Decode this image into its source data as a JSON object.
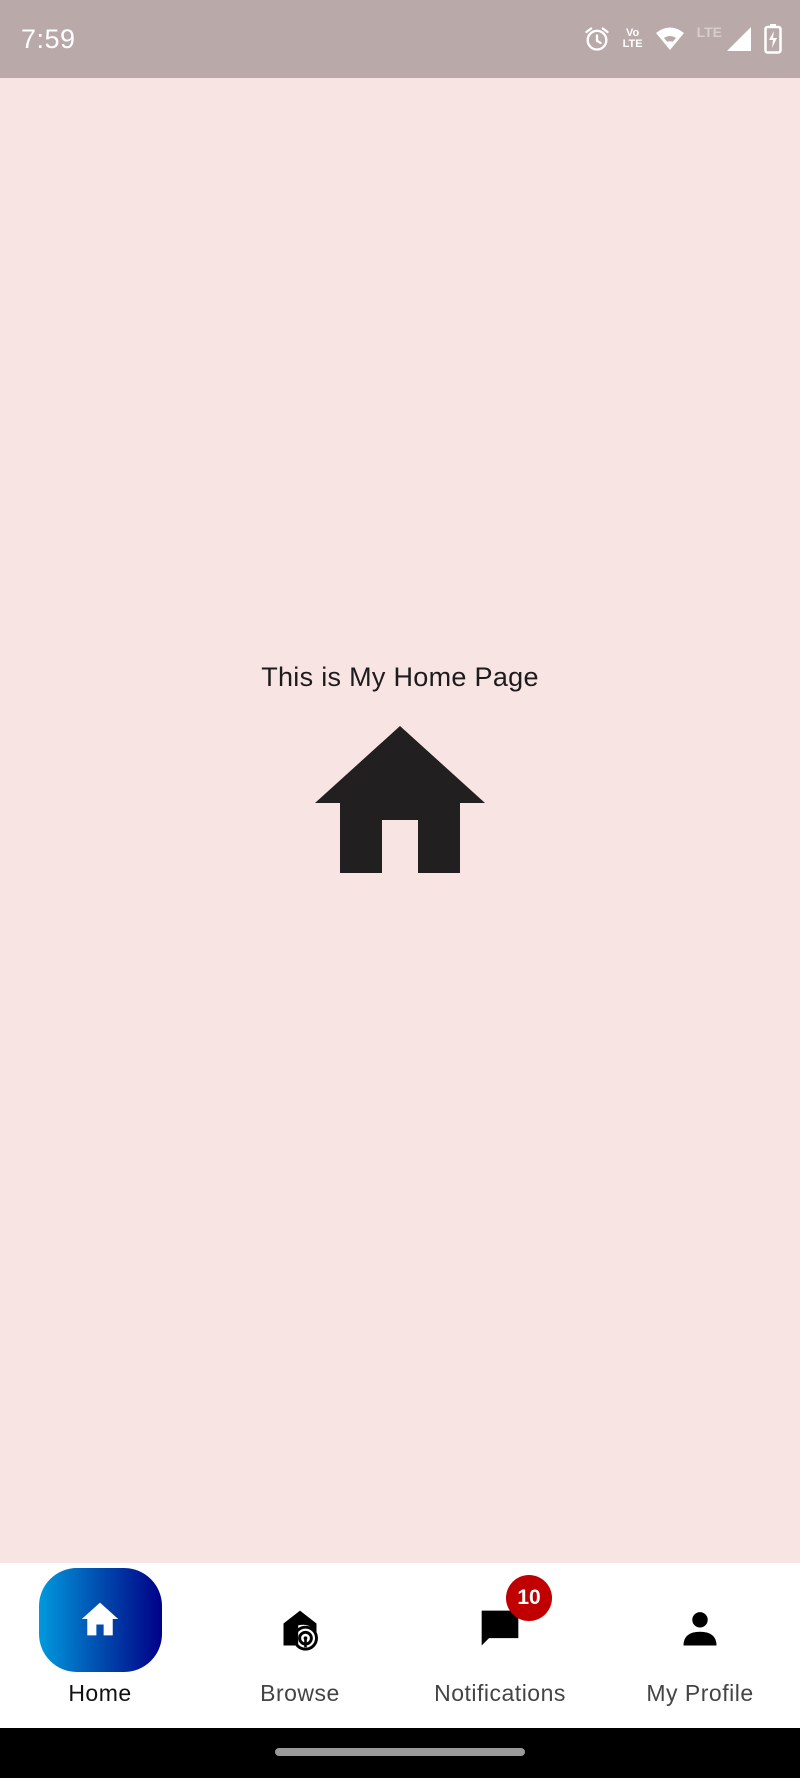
{
  "status_bar": {
    "time": "7:59",
    "volte_top": "Vo",
    "volte_bottom": "LTE",
    "lte_label": "LTE",
    "icons": [
      "alarm-icon",
      "volte-icon",
      "wifi-icon",
      "signal-icon",
      "battery-icon"
    ]
  },
  "main": {
    "title": "This is My Home Page",
    "icon": "home-icon"
  },
  "bottom_nav": {
    "items": [
      {
        "label": "Home",
        "icon": "home-icon",
        "active": true
      },
      {
        "label": "Browse",
        "icon": "browse-icon",
        "active": false
      },
      {
        "label": "Notifications",
        "icon": "chat-icon",
        "active": false,
        "badge": "10"
      },
      {
        "label": "My Profile",
        "icon": "person-icon",
        "active": false
      }
    ]
  },
  "colors": {
    "background": "#F7E4E3",
    "status_bar": "#BAA9A9",
    "active_gradient_start": "#0099DD",
    "active_gradient_end": "#000088",
    "badge": "#C00000"
  }
}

########################################

▶ _WRITTEN PROBLEM_
Every entry must be reproduced exactly, with the images left out.

▶ _EXERCISE SOLUTION_
Decode this image into its source data as a JSON object.
{
  "status_bar": {
    "time": "7:59",
    "volte_top": "Vo",
    "volte_bottom": "LTE",
    "lte_label": "LTE",
    "icons": [
      "alarm-icon",
      "volte-icon",
      "wifi-icon",
      "signal-icon",
      "battery-icon"
    ]
  },
  "main": {
    "title": "This is My Home Page",
    "icon": "home-icon"
  },
  "bottom_nav": {
    "items": [
      {
        "label": "Home",
        "icon": "home-icon",
        "active": true
      },
      {
        "label": "Browse",
        "icon": "browse-icon",
        "active": false
      },
      {
        "label": "Notifications",
        "icon": "chat-icon",
        "active": false,
        "badge": "10"
      },
      {
        "label": "My Profile",
        "icon": "person-icon",
        "active": false
      }
    ]
  },
  "colors": {
    "background": "#F7E4E3",
    "status_bar": "#BAA9A9",
    "active_gradient_start": "#0099DD",
    "active_gradient_end": "#000088",
    "badge": "#C00000"
  }
}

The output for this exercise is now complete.